INSTRUCTIONS FOR THE TASK:
Extract each line of the material that follows exactly and omit its pictures.

ENTRIES:
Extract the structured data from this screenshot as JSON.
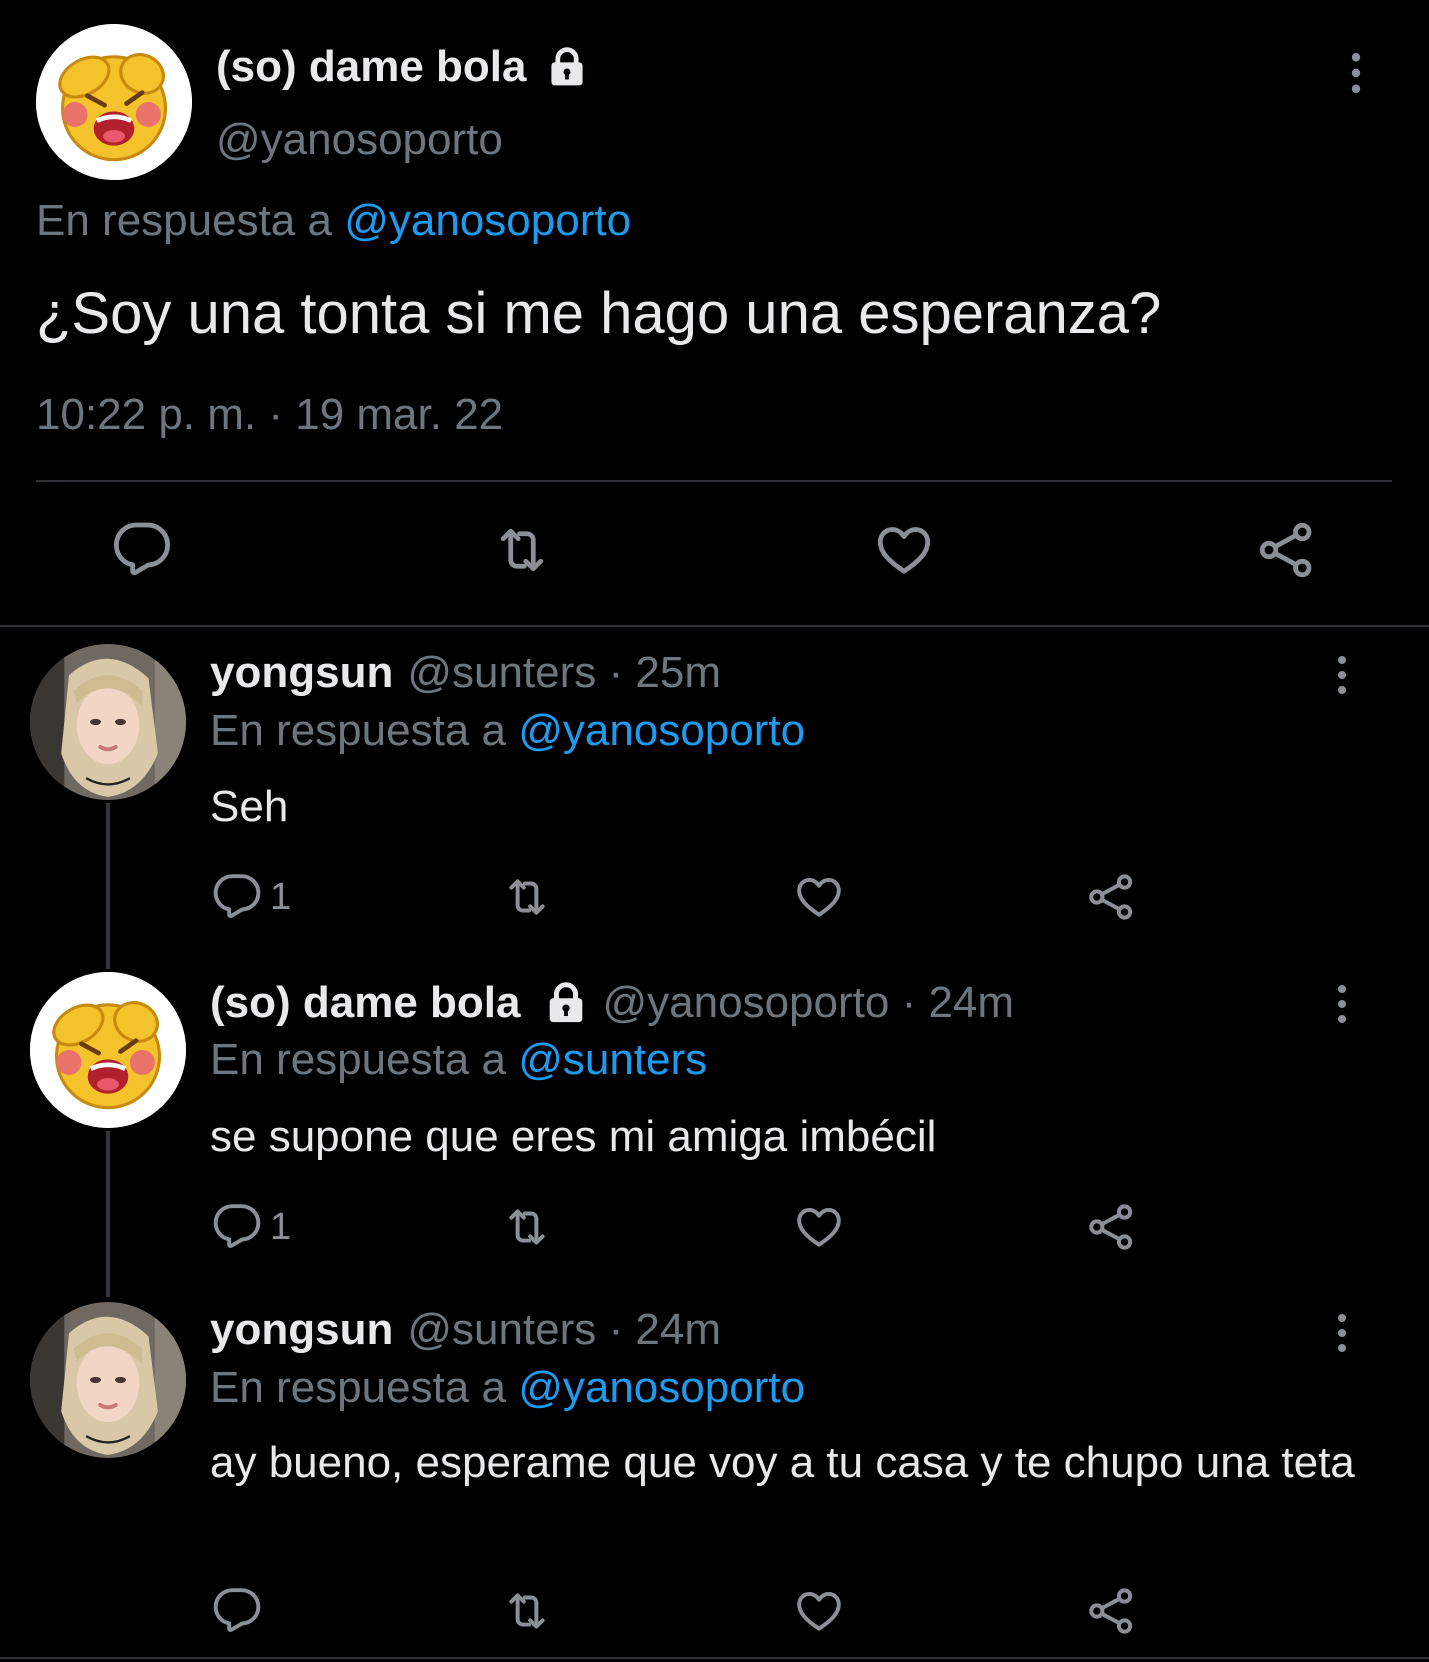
{
  "main_tweet": {
    "display_name": "(so) dame bola",
    "handle": "@yanosoporto",
    "replying_prefix": "En respuesta a",
    "replying_to": "@yanosoporto",
    "text": "¿Soy una tonta si me hago una esperanza?",
    "timestamp": "10:22 p. m. · 19 mar. 22"
  },
  "replies": [
    {
      "display_name": "yongsun",
      "meta": "@sunters · 25m",
      "replying_prefix": "En respuesta a",
      "replying_to": "@yanosoporto",
      "text": "Seh",
      "reply_count": "1"
    },
    {
      "display_name": "(so) dame bola",
      "meta": "@yanosoporto · 24m",
      "replying_prefix": "En respuesta a",
      "replying_to": "@sunters",
      "text": "se supone que eres mi amiga imbécil",
      "reply_count": "1"
    },
    {
      "display_name": "yongsun",
      "meta": "@sunters · 24m",
      "replying_prefix": "En respuesta a",
      "replying_to": "@yanosoporto",
      "text": "ay bueno, esperame que voy a tu casa y te chupo una teta",
      "reply_count": ""
    }
  ],
  "icons": {
    "reply": "reply-icon",
    "retweet": "retweet-icon",
    "like": "like-icon",
    "share": "share-icon",
    "more": "more-icon",
    "lock": "lock-icon"
  },
  "colors": {
    "background": "#000000",
    "text": "#e7e9ea",
    "secondary": "#6e767d",
    "accent": "#1d9bf0"
  }
}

REPLY TO THE TASK:
Extract the structured data from this screenshot as JSON.
{
  "main_tweet": {
    "display_name": "(so) dame bola",
    "handle": "@yanosoporto",
    "replying_prefix": "En respuesta a",
    "replying_to": "@yanosoporto",
    "text": "¿Soy una tonta si me hago una esperanza?",
    "timestamp": "10:22 p. m. · 19 mar. 22"
  },
  "replies": [
    {
      "display_name": "yongsun",
      "meta": "@sunters · 25m",
      "replying_prefix": "En respuesta a",
      "replying_to": "@yanosoporto",
      "text": "Seh",
      "reply_count": "1"
    },
    {
      "display_name": "(so) dame bola",
      "meta": "@yanosoporto · 24m",
      "replying_prefix": "En respuesta a",
      "replying_to": "@sunters",
      "text": "se supone que eres mi amiga imbécil",
      "reply_count": "1"
    },
    {
      "display_name": "yongsun",
      "meta": "@sunters · 24m",
      "replying_prefix": "En respuesta a",
      "replying_to": "@yanosoporto",
      "text": "ay bueno, esperame que voy a tu casa y te chupo una teta",
      "reply_count": ""
    }
  ],
  "icons": {
    "reply": "reply-icon",
    "retweet": "retweet-icon",
    "like": "like-icon",
    "share": "share-icon",
    "more": "more-icon",
    "lock": "lock-icon"
  },
  "colors": {
    "background": "#000000",
    "text": "#e7e9ea",
    "secondary": "#6e767d",
    "accent": "#1d9bf0"
  }
}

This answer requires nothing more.